Exercise task: Write out every record in full, exactly as written, please.

Source records:
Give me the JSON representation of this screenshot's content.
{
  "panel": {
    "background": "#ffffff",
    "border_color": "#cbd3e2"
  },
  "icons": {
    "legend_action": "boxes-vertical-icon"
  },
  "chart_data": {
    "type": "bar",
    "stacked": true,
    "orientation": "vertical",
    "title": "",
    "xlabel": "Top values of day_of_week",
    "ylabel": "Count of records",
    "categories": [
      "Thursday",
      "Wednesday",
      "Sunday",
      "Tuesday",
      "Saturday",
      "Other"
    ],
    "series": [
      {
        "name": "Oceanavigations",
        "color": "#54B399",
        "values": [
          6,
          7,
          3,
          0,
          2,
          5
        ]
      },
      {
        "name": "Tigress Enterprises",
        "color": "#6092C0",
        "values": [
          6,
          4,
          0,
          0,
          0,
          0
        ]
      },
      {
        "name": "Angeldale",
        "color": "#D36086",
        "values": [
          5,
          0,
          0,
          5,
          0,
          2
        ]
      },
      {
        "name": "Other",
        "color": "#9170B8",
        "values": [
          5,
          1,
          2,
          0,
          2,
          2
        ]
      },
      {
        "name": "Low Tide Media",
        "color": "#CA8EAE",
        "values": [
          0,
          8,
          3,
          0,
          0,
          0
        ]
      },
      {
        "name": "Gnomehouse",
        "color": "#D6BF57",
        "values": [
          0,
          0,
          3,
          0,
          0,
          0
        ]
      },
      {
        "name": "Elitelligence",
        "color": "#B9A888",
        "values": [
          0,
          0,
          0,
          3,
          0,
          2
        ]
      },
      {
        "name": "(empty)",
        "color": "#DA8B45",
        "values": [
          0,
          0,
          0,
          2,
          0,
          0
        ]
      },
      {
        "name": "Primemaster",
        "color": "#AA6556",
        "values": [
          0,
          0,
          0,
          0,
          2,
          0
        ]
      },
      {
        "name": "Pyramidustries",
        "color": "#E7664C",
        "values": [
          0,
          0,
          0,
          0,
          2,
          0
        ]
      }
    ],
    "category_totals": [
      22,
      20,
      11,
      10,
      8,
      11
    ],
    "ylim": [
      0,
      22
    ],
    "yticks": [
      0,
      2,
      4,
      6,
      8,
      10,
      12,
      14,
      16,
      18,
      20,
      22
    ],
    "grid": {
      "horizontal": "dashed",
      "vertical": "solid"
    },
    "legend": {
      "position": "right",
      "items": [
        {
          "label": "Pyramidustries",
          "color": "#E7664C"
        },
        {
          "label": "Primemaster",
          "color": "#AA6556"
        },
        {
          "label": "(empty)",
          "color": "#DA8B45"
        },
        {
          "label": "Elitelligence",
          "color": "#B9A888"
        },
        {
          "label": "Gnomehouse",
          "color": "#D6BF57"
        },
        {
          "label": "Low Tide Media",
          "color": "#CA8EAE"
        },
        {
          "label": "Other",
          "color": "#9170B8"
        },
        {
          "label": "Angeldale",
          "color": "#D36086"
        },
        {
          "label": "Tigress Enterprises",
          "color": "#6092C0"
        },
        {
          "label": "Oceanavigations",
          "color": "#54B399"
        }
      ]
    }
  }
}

Result:
Give me the JSON representation of this screenshot's content.
{
  "panel": {
    "background": "#ffffff",
    "border_color": "#cbd3e2"
  },
  "icons": {
    "legend_action": "boxes-vertical-icon"
  },
  "chart_data": {
    "type": "bar",
    "stacked": true,
    "orientation": "vertical",
    "title": "",
    "xlabel": "Top values of day_of_week",
    "ylabel": "Count of records",
    "categories": [
      "Thursday",
      "Wednesday",
      "Sunday",
      "Tuesday",
      "Saturday",
      "Other"
    ],
    "series": [
      {
        "name": "Oceanavigations",
        "color": "#54B399",
        "values": [
          6,
          7,
          3,
          0,
          2,
          5
        ]
      },
      {
        "name": "Tigress Enterprises",
        "color": "#6092C0",
        "values": [
          6,
          4,
          0,
          0,
          0,
          0
        ]
      },
      {
        "name": "Angeldale",
        "color": "#D36086",
        "values": [
          5,
          0,
          0,
          5,
          0,
          2
        ]
      },
      {
        "name": "Other",
        "color": "#9170B8",
        "values": [
          5,
          1,
          2,
          0,
          2,
          2
        ]
      },
      {
        "name": "Low Tide Media",
        "color": "#CA8EAE",
        "values": [
          0,
          8,
          3,
          0,
          0,
          0
        ]
      },
      {
        "name": "Gnomehouse",
        "color": "#D6BF57",
        "values": [
          0,
          0,
          3,
          0,
          0,
          0
        ]
      },
      {
        "name": "Elitelligence",
        "color": "#B9A888",
        "values": [
          0,
          0,
          0,
          3,
          0,
          2
        ]
      },
      {
        "name": "(empty)",
        "color": "#DA8B45",
        "values": [
          0,
          0,
          0,
          2,
          0,
          0
        ]
      },
      {
        "name": "Primemaster",
        "color": "#AA6556",
        "values": [
          0,
          0,
          0,
          0,
          2,
          0
        ]
      },
      {
        "name": "Pyramidustries",
        "color": "#E7664C",
        "values": [
          0,
          0,
          0,
          0,
          2,
          0
        ]
      }
    ],
    "category_totals": [
      22,
      20,
      11,
      10,
      8,
      11
    ],
    "ylim": [
      0,
      22
    ],
    "yticks": [
      0,
      2,
      4,
      6,
      8,
      10,
      12,
      14,
      16,
      18,
      20,
      22
    ],
    "grid": {
      "horizontal": "dashed",
      "vertical": "solid"
    },
    "legend": {
      "position": "right",
      "items": [
        {
          "label": "Pyramidustries",
          "color": "#E7664C"
        },
        {
          "label": "Primemaster",
          "color": "#AA6556"
        },
        {
          "label": "(empty)",
          "color": "#DA8B45"
        },
        {
          "label": "Elitelligence",
          "color": "#B9A888"
        },
        {
          "label": "Gnomehouse",
          "color": "#D6BF57"
        },
        {
          "label": "Low Tide Media",
          "color": "#CA8EAE"
        },
        {
          "label": "Other",
          "color": "#9170B8"
        },
        {
          "label": "Angeldale",
          "color": "#D36086"
        },
        {
          "label": "Tigress Enterprises",
          "color": "#6092C0"
        },
        {
          "label": "Oceanavigations",
          "color": "#54B399"
        }
      ]
    }
  }
}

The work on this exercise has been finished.